Find the line containing "Parse this screenshot: output", then print it and each following line through the end of the records, exactly and with nothing added; leave out any pictures.

***

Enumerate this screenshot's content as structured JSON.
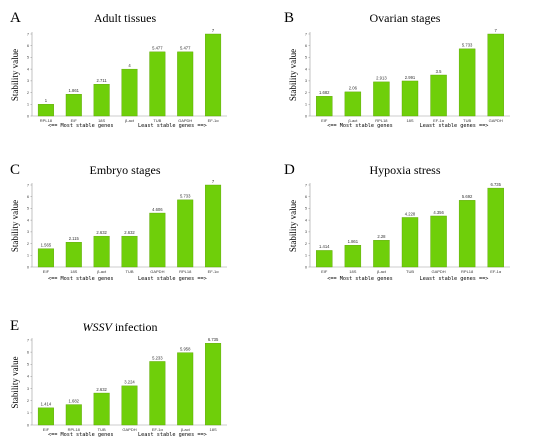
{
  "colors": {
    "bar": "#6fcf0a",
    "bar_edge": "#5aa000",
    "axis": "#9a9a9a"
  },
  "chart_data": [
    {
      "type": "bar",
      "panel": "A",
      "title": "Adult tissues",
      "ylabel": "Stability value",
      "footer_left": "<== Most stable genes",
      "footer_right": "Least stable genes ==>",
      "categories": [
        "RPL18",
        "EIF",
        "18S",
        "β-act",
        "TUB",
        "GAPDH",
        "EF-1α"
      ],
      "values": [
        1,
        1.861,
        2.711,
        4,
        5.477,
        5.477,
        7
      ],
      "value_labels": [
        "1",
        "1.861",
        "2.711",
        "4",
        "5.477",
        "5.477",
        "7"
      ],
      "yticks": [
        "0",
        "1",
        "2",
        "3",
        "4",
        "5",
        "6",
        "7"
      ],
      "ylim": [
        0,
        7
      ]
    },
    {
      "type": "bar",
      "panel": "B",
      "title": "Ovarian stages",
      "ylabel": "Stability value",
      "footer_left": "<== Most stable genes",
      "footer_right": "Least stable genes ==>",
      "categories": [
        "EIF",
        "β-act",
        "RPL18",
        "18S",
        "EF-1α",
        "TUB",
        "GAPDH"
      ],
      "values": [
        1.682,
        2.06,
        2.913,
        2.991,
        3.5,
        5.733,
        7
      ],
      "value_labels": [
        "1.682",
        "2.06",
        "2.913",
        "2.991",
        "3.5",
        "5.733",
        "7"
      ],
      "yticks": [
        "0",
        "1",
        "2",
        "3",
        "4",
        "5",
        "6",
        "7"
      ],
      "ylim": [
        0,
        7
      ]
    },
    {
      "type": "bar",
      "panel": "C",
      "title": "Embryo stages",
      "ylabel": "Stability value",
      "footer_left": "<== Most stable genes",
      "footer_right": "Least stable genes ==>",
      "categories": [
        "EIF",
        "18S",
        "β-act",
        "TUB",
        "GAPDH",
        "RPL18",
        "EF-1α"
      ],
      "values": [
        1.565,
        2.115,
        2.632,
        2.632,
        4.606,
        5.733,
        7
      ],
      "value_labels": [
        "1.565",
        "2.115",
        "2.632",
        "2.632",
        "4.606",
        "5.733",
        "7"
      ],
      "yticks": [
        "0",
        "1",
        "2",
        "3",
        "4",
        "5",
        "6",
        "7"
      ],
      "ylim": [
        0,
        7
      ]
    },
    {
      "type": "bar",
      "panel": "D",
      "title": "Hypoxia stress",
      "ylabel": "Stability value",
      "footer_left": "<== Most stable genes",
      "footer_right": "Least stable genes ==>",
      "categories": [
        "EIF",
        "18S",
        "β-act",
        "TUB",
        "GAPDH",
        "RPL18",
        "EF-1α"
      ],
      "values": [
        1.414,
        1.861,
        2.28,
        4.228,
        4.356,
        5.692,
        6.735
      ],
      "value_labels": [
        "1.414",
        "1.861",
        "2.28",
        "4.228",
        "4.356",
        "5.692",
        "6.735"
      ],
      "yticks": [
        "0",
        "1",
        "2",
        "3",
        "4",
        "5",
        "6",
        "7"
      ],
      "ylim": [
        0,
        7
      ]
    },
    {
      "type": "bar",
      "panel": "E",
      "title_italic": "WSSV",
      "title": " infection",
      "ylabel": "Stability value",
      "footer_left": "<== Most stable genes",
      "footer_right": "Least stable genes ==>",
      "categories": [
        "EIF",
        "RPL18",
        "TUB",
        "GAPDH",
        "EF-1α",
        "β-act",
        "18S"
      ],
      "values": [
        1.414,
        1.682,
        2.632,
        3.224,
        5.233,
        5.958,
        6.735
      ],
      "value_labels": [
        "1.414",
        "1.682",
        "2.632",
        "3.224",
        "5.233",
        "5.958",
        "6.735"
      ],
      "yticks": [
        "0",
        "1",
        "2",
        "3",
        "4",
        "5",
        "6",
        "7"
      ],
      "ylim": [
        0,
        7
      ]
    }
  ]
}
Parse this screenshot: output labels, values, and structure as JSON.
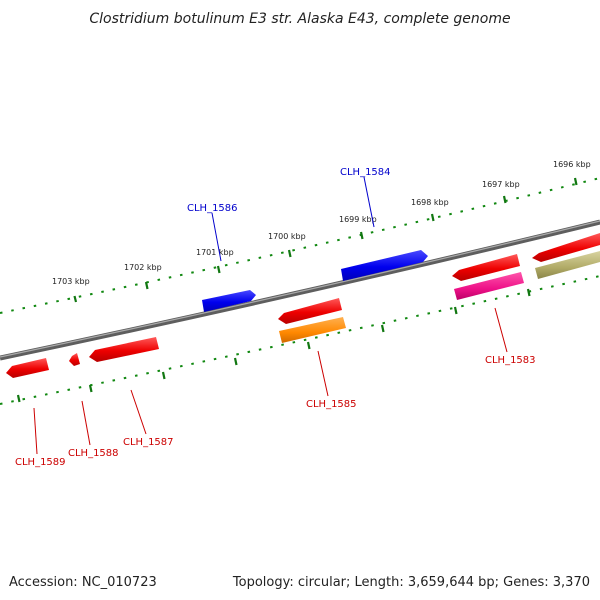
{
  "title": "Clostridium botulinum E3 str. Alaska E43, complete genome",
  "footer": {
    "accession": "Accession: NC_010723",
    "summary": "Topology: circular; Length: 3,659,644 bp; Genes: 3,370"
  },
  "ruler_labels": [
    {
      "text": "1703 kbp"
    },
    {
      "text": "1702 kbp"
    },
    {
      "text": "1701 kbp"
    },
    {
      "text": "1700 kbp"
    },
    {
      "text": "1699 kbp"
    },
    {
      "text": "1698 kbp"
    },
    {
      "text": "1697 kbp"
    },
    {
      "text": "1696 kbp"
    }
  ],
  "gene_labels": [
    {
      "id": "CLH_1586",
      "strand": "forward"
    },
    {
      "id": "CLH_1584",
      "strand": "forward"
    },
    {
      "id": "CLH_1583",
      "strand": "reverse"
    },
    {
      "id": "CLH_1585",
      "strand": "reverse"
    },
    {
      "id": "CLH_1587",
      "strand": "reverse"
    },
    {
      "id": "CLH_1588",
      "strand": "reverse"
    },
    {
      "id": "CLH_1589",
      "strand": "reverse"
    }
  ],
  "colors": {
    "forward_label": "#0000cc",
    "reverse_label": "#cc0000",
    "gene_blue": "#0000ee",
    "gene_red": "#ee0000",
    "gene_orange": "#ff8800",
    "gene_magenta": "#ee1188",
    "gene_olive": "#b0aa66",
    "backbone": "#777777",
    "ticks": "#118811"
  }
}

***

● Answer box:
Parse this screenshot: output labels, values, and structure as JSON.
{
  "title": "Clostridium botulinum E3 str. Alaska E43, complete genome",
  "footer": {
    "accession": "Accession: NC_010723",
    "summary": "Topology: circular; Length: 3,659,644 bp; Genes: 3,370"
  },
  "ruler_labels": [
    {
      "text": "1703 kbp"
    },
    {
      "text": "1702 kbp"
    },
    {
      "text": "1701 kbp"
    },
    {
      "text": "1700 kbp"
    },
    {
      "text": "1699 kbp"
    },
    {
      "text": "1698 kbp"
    },
    {
      "text": "1697 kbp"
    },
    {
      "text": "1696 kbp"
    }
  ],
  "gene_labels": [
    {
      "id": "CLH_1586",
      "strand": "forward"
    },
    {
      "id": "CLH_1584",
      "strand": "forward"
    },
    {
      "id": "CLH_1583",
      "strand": "reverse"
    },
    {
      "id": "CLH_1585",
      "strand": "reverse"
    },
    {
      "id": "CLH_1587",
      "strand": "reverse"
    },
    {
      "id": "CLH_1588",
      "strand": "reverse"
    },
    {
      "id": "CLH_1589",
      "strand": "reverse"
    }
  ],
  "colors": {
    "forward_label": "#0000cc",
    "reverse_label": "#cc0000",
    "gene_blue": "#0000ee",
    "gene_red": "#ee0000",
    "gene_orange": "#ff8800",
    "gene_magenta": "#ee1188",
    "gene_olive": "#b0aa66",
    "backbone": "#777777",
    "ticks": "#118811"
  }
}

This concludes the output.